[START INFORMATION SHOWN]
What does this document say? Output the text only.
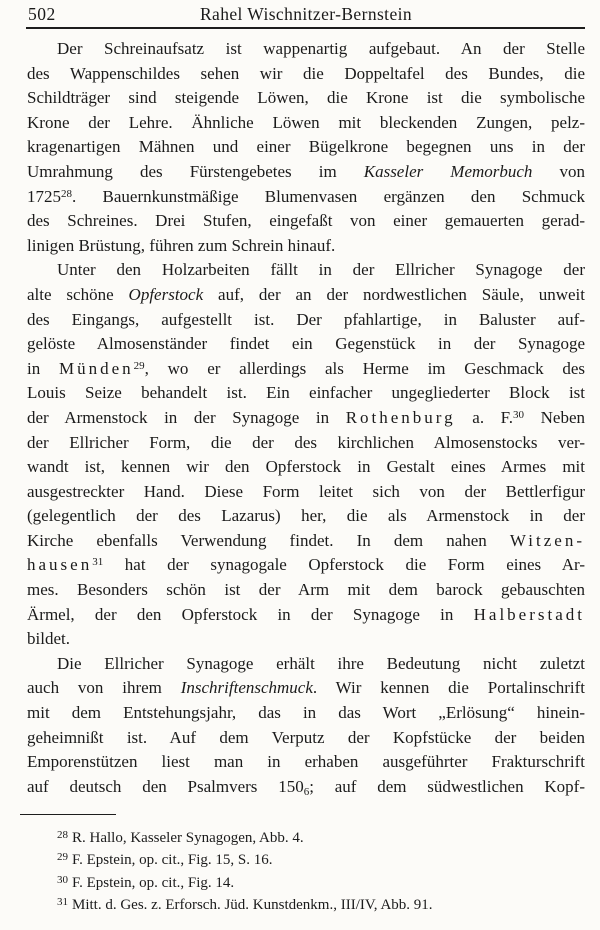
502	Rahel Wischnitzer-Bernstein
Der Schreinaufsatz ist wappenartig aufgebaut. An der Stelle
des Wappenschildes sehen wir die Doppeltafel des Bundes, die
Schildträger sind steigende Löwen, die Krone ist die symbolische
Krone der Lehre. Ähnliche Löwen mit bleckenden Zungen, pelz-
kragenartigen Mähnen und einer Bügelkrone begegnen uns in der
Umrahmung des Fürstengebetes im Kasseler Memorbuch von
1725$^{28}$. Bauernkunstmäßige Blumenvasen ergänzen den Schmuck
des Schreines. Drei Stufen, eingefaßt von einer gemauerten gerad-
linigen Brüstung, führen zum Schrein hinauf.
Unter den Holzarbeiten fällt in der Ellricher Synagoge der
alte schöne Opferstock auf, der an der nordwestlichen Säule, unweit
des Eingangs, aufgestellt ist. Der pfahlartige, in Baluster auf-
gelöste Almosenständer findet ein Gegenstück in der Synagoge
in Münden$^{29}$, wo er allerdings als Herme im Geschmack des
Louis Seize behandelt ist. Ein einfacher ungegliederter Block ist
der Armenstock in der Synagoge in Rothenburg a. F.$^{30}$ Neben
der Ellricher Form, die der des kirchlichen Almosenstocks ver-
wandt ist, kennen wir den Opferstock in Gestalt eines Armes mit
ausgestreckter Hand. Diese Form leitet sich von der Bettlerfigur
(gelegentlich der des Lazarus) her, die als Armenstock in der
Kirche ebenfalls Verwendung findet. In dem nahen Witzen-
hausen$^{31}$ hat der synagogale Opferstock die Form eines Ar-
mes. Besonders schön ist der Arm mit dem barock gebauschten
Ärmel, der den Opferstock in der Synagoge in Halberstadt
bildet.
Die Ellricher Synagoge erhält ihre Bedeutung nicht zuletzt
auch von ihrem Inschriftenschmuck. Wir kennen die Portalinschrift
mit dem Entstehungsjahr, das in das Wort „Erlösung“ hinein-
geheimnißt ist. Auf dem Verputz der Kopfstücke der beiden
Emporenstützen liest man in erhaben ausgeführter Frakturschrift
auf deutsch den Psalmvers $150_6$; auf dem südwestlichen Kopf-
$^{28}$ R. Hallo, Kasseler Synagogen, Abb. 4.
$^{29}$ F. Epstein, op. cit., Fig. 15, S. 16.
$^{30}$ F. Epstein, op. cit., Fig. 14.
$^{31}$ Mitt. d. Ges. z. Erforsch. Jüd. Kunstdenkm., III/IV, Abb. 91.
[END INFORMATION SHOWN]
Filter the listing above for the string "Opferstock" and copy every matching line.

alte schöne Opferstock auf, der an der nordwestlichen Säule, unweit
wandt ist, kennen wir den Opferstock in Gestalt eines Armes mit
hausen$^{31}$ hat der synagogale Opferstock die Form eines Ar-
Ärmel, der den Opferstock in der Synagoge in Halberstadt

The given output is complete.